Data excerpts:
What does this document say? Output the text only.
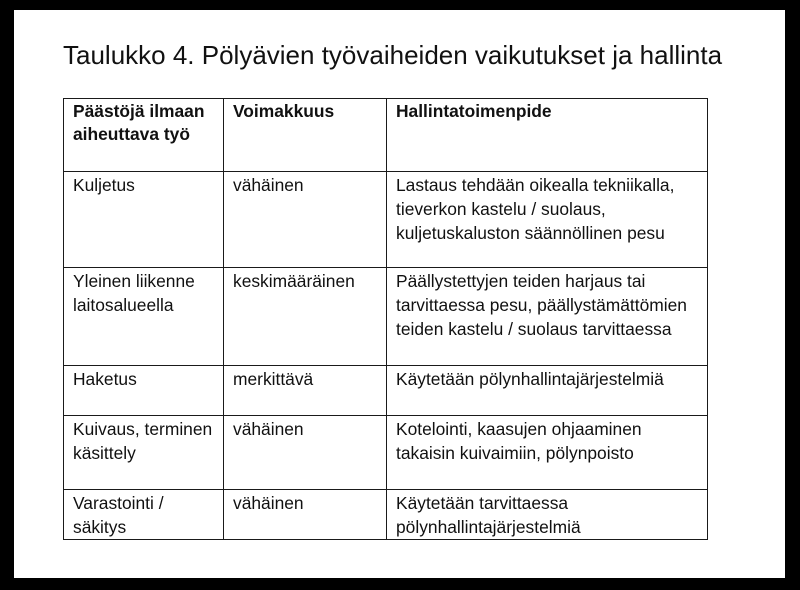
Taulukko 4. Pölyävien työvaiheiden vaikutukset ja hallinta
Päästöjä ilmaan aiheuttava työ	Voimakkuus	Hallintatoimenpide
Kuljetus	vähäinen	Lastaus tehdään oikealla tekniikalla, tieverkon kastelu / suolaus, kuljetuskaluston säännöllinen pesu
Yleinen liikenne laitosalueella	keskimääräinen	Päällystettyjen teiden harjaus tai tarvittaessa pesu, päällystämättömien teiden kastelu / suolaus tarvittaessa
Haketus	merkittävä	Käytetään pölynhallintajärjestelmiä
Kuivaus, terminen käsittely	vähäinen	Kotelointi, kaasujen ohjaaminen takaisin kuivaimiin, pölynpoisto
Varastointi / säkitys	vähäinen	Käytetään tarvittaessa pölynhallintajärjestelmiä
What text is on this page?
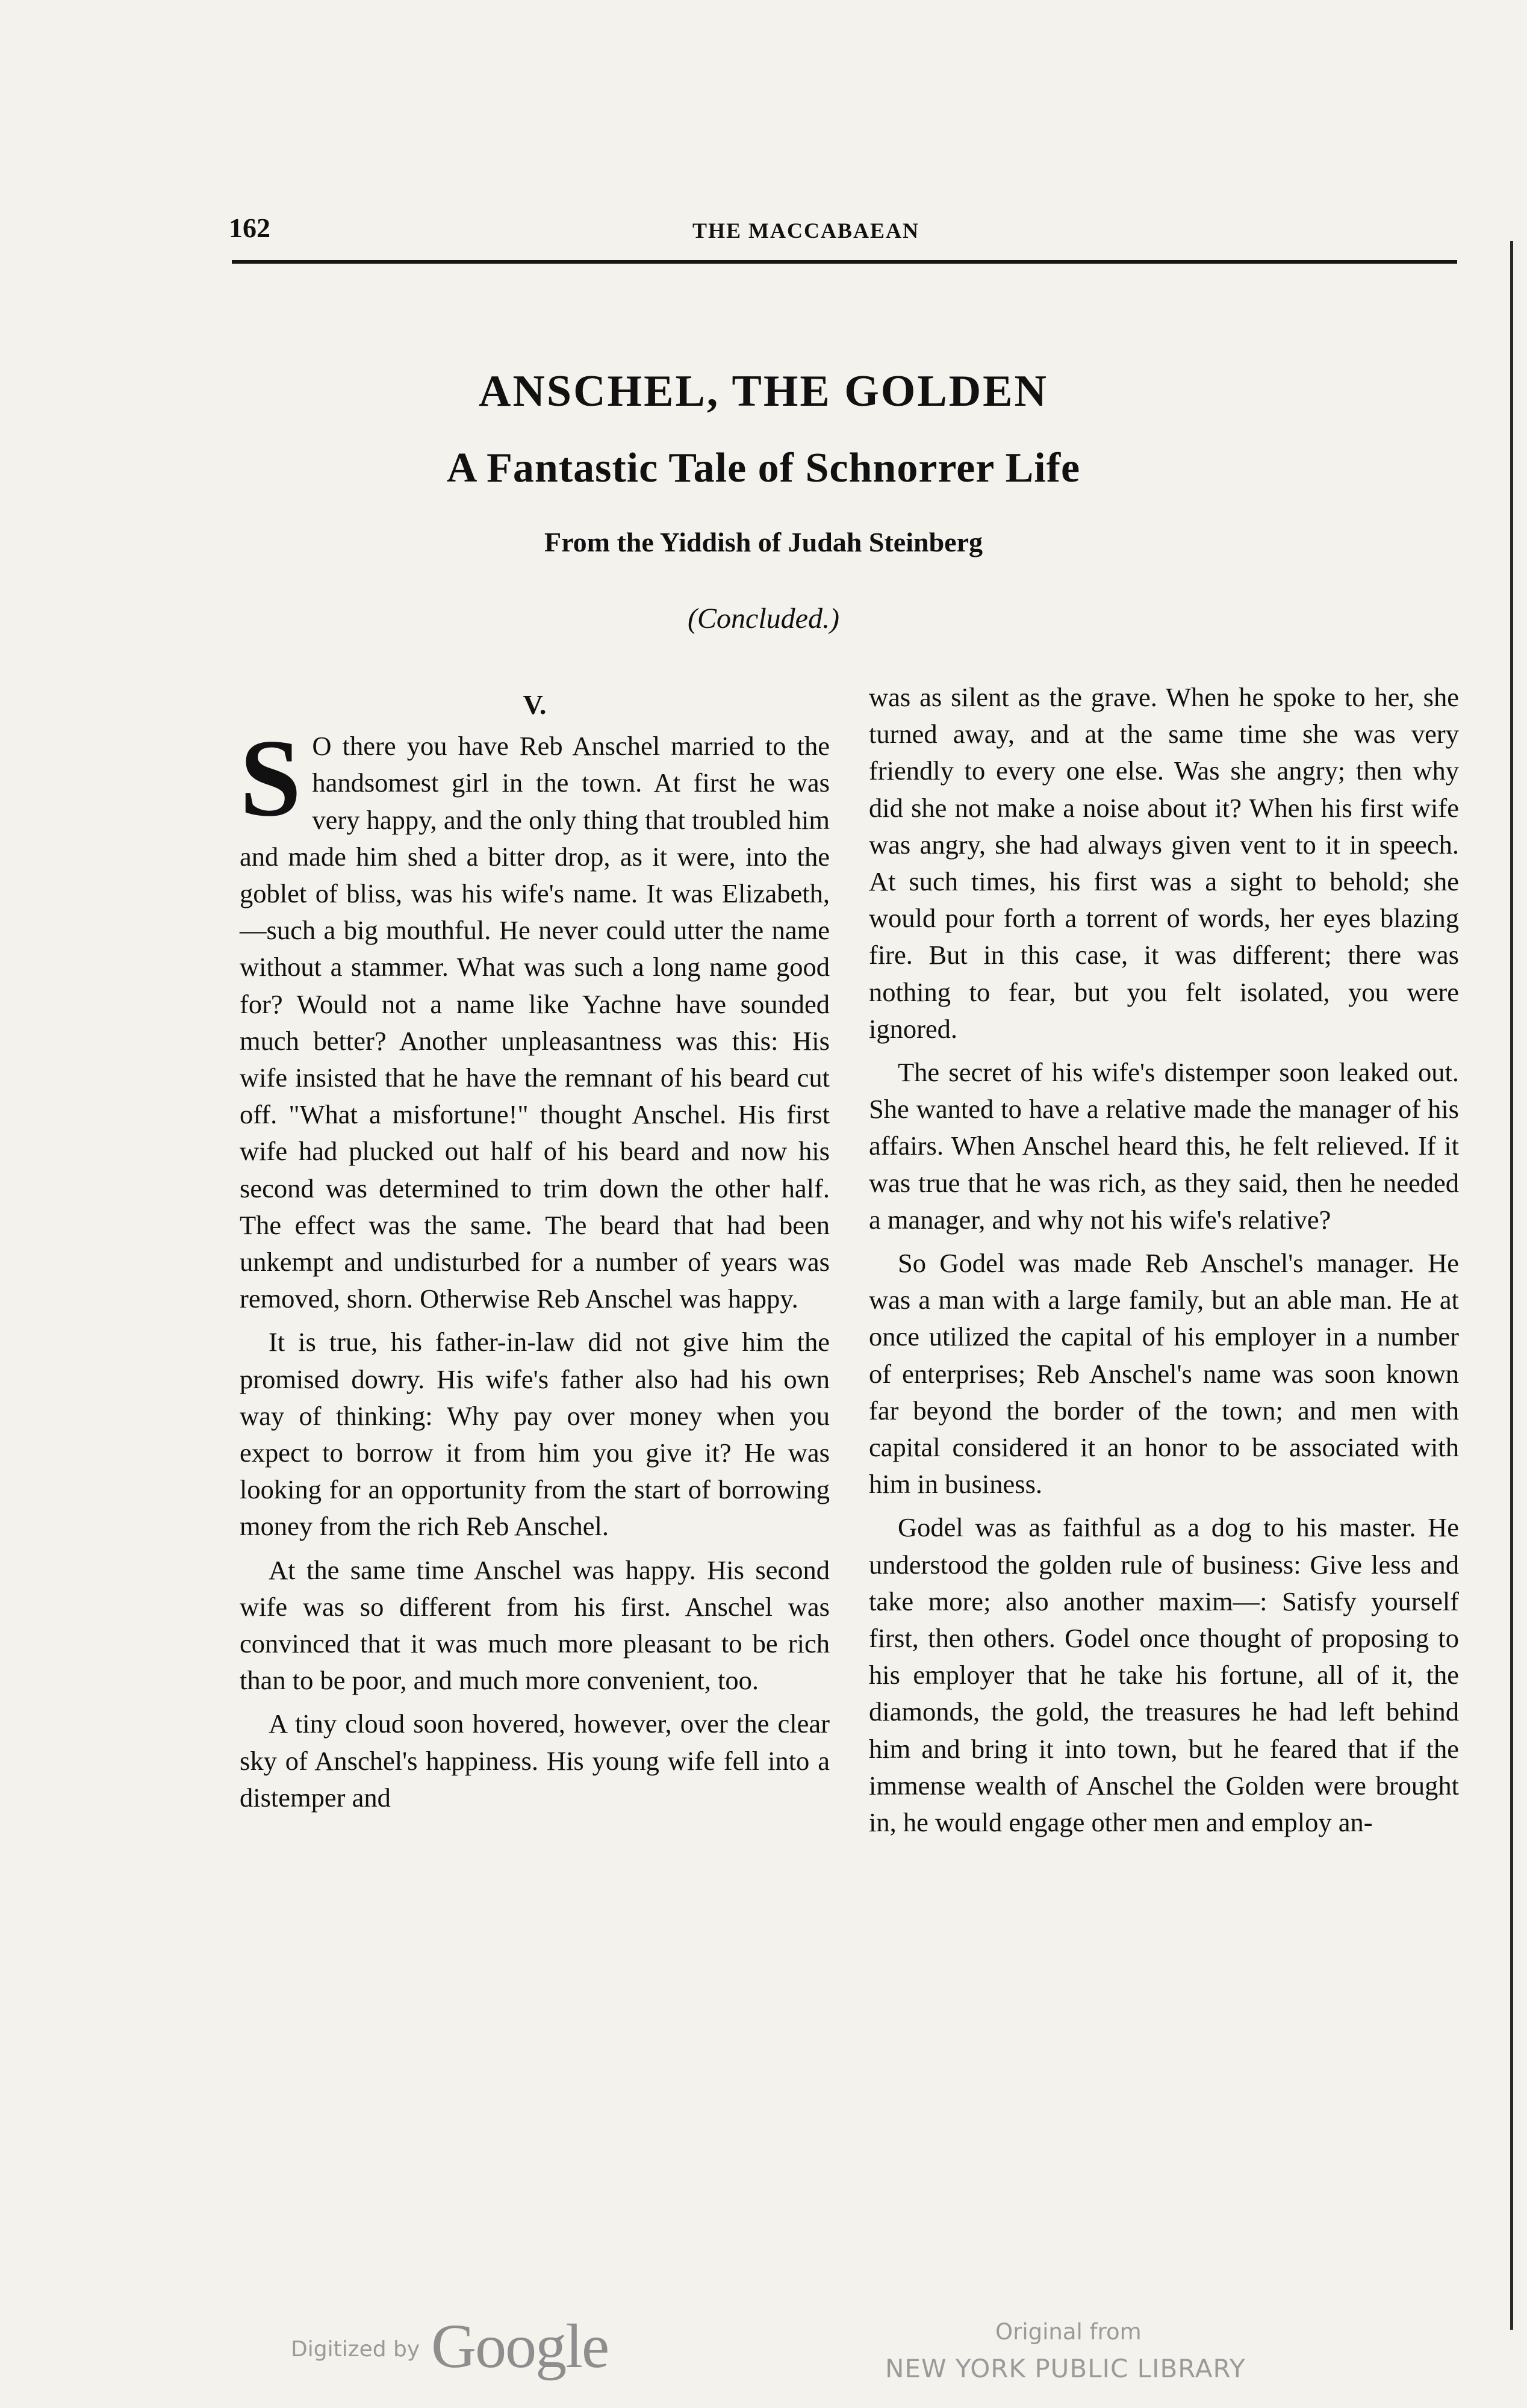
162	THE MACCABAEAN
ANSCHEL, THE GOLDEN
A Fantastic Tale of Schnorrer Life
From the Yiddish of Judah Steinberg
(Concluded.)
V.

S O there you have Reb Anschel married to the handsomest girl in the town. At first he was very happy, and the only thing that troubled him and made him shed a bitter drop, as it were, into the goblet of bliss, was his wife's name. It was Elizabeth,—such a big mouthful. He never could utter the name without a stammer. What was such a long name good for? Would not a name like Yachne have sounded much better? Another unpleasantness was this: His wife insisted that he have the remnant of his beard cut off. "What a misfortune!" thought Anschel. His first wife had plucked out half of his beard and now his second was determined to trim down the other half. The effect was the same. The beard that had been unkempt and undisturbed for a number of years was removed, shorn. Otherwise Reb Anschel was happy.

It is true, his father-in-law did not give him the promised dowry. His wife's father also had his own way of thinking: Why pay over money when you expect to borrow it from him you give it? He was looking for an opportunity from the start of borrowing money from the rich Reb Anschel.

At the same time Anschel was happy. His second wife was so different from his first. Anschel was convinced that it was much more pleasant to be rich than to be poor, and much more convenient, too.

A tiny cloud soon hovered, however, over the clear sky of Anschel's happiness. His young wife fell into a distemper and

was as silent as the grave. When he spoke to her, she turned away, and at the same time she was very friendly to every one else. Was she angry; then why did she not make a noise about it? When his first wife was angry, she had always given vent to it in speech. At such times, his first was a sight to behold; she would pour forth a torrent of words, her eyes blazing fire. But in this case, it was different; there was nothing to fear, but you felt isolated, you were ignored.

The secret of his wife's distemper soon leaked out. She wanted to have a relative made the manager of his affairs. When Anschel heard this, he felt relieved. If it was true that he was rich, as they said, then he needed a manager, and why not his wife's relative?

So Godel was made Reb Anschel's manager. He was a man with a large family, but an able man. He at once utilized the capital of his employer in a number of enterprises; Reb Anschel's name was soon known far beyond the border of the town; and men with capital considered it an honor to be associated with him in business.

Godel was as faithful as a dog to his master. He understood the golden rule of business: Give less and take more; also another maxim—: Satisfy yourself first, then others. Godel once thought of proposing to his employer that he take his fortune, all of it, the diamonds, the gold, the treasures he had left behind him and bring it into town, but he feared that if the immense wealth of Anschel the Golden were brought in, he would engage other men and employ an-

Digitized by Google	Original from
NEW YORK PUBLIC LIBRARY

TASK TO CARRY OUT: Determine the number of lines where the string "suolaus" occurs, and give that number only.

FULL OUTPUT: 2